» Given task
Beneath this task is a listing; retype all of it exactly.

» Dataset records
[Start]

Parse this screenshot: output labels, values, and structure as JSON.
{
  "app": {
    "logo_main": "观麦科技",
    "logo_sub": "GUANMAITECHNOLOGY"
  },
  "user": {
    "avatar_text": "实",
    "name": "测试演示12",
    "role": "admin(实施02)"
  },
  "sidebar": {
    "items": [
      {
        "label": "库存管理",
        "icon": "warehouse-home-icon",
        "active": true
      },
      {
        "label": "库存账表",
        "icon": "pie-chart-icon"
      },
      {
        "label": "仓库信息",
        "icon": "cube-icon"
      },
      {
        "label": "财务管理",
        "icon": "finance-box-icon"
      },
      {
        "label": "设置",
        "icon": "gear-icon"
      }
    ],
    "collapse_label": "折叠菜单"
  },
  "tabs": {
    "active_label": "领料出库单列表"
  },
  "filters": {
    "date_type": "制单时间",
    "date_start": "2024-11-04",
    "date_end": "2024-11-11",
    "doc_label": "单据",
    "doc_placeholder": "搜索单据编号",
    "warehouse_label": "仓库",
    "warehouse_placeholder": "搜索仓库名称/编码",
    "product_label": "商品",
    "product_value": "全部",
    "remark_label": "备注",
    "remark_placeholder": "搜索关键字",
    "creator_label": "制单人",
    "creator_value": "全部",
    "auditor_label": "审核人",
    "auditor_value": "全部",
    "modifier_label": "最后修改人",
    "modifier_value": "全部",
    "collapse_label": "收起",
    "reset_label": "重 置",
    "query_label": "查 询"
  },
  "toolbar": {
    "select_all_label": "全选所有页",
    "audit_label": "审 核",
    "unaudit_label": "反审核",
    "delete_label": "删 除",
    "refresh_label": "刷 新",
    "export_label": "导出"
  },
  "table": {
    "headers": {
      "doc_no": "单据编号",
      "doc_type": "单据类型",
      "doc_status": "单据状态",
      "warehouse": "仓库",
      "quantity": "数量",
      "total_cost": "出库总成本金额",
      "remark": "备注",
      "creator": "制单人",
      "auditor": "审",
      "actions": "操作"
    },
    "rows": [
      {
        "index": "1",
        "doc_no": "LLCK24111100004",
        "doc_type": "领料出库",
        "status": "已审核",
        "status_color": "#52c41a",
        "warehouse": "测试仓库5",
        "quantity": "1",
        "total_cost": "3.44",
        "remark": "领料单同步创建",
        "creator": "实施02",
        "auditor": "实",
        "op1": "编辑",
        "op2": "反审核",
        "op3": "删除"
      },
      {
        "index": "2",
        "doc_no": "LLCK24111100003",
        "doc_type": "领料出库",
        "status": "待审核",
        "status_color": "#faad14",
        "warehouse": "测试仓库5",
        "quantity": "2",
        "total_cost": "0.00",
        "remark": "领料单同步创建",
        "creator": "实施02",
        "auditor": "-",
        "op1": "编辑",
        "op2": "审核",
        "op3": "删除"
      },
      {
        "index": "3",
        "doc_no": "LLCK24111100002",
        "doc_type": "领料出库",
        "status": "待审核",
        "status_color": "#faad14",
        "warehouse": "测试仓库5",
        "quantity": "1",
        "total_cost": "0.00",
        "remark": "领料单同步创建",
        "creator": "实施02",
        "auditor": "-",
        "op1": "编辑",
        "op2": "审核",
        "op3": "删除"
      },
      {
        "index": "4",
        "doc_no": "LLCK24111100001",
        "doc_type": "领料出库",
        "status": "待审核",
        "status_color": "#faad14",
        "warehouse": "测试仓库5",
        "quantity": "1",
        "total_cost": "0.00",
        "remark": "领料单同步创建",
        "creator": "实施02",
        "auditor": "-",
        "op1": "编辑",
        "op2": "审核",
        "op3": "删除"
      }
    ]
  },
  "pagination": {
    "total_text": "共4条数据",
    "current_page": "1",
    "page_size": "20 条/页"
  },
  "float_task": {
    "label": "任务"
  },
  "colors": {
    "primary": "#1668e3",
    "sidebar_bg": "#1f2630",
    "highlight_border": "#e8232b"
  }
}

[End]

» The solution
Parse this screenshot: output labels, values, and structure as JSON.
{
  "app": {
    "logo_main": "观麦科技",
    "logo_sub": "GUANMAITECHNOLOGY"
  },
  "user": {
    "avatar_text": "实",
    "name": "测试演示12",
    "role": "admin(实施02)"
  },
  "sidebar": {
    "items": [
      {
        "label": "库存管理",
        "icon": "warehouse-home-icon",
        "active": true
      },
      {
        "label": "库存账表",
        "icon": "pie-chart-icon"
      },
      {
        "label": "仓库信息",
        "icon": "cube-icon"
      },
      {
        "label": "财务管理",
        "icon": "finance-box-icon"
      },
      {
        "label": "设置",
        "icon": "gear-icon"
      }
    ],
    "collapse_label": "折叠菜单"
  },
  "tabs": {
    "active_label": "领料出库单列表"
  },
  "filters": {
    "date_type": "制单时间",
    "date_start": "2024-11-04",
    "date_end": "2024-11-11",
    "doc_label": "单据",
    "doc_placeholder": "搜索单据编号",
    "warehouse_label": "仓库",
    "warehouse_placeholder": "搜索仓库名称/编码",
    "product_label": "商品",
    "product_value": "全部",
    "remark_label": "备注",
    "remark_placeholder": "搜索关键字",
    "creator_label": "制单人",
    "creator_value": "全部",
    "auditor_label": "审核人",
    "auditor_value": "全部",
    "modifier_label": "最后修改人",
    "modifier_value": "全部",
    "collapse_label": "收起",
    "reset_label": "重 置",
    "query_label": "查 询"
  },
  "toolbar": {
    "select_all_label": "全选所有页",
    "audit_label": "审 核",
    "unaudit_label": "反审核",
    "delete_label": "删 除",
    "refresh_label": "刷 新",
    "export_label": "导出"
  },
  "table": {
    "headers": {
      "doc_no": "单据编号",
      "doc_type": "单据类型",
      "doc_status": "单据状态",
      "warehouse": "仓库",
      "quantity": "数量",
      "total_cost": "出库总成本金额",
      "remark": "备注",
      "creator": "制单人",
      "auditor": "审",
      "actions": "操作"
    },
    "rows": [
      {
        "index": "1",
        "doc_no": "LLCK24111100004",
        "doc_type": "领料出库",
        "status": "已审核",
        "status_color": "#52c41a",
        "warehouse": "测试仓库5",
        "quantity": "1",
        "total_cost": "3.44",
        "remark": "领料单同步创建",
        "creator": "实施02",
        "auditor": "实",
        "op1": "编辑",
        "op2": "反审核",
        "op3": "删除"
      },
      {
        "index": "2",
        "doc_no": "LLCK24111100003",
        "doc_type": "领料出库",
        "status": "待审核",
        "status_color": "#faad14",
        "warehouse": "测试仓库5",
        "quantity": "2",
        "total_cost": "0.00",
        "remark": "领料单同步创建",
        "creator": "实施02",
        "auditor": "-",
        "op1": "编辑",
        "op2": "审核",
        "op3": "删除"
      },
      {
        "index": "3",
        "doc_no": "LLCK24111100002",
        "doc_type": "领料出库",
        "status": "待审核",
        "status_color": "#faad14",
        "warehouse": "测试仓库5",
        "quantity": "1",
        "total_cost": "0.00",
        "remark": "领料单同步创建",
        "creator": "实施02",
        "auditor": "-",
        "op1": "编辑",
        "op2": "审核",
        "op3": "删除"
      },
      {
        "index": "4",
        "doc_no": "LLCK24111100001",
        "doc_type": "领料出库",
        "status": "待审核",
        "status_color": "#faad14",
        "warehouse": "测试仓库5",
        "quantity": "1",
        "total_cost": "0.00",
        "remark": "领料单同步创建",
        "creator": "实施02",
        "auditor": "-",
        "op1": "编辑",
        "op2": "审核",
        "op3": "删除"
      }
    ]
  },
  "pagination": {
    "total_text": "共4条数据",
    "current_page": "1",
    "page_size": "20 条/页"
  },
  "float_task": {
    "label": "任务"
  },
  "colors": {
    "primary": "#1668e3",
    "sidebar_bg": "#1f2630",
    "highlight_border": "#e8232b"
  }
}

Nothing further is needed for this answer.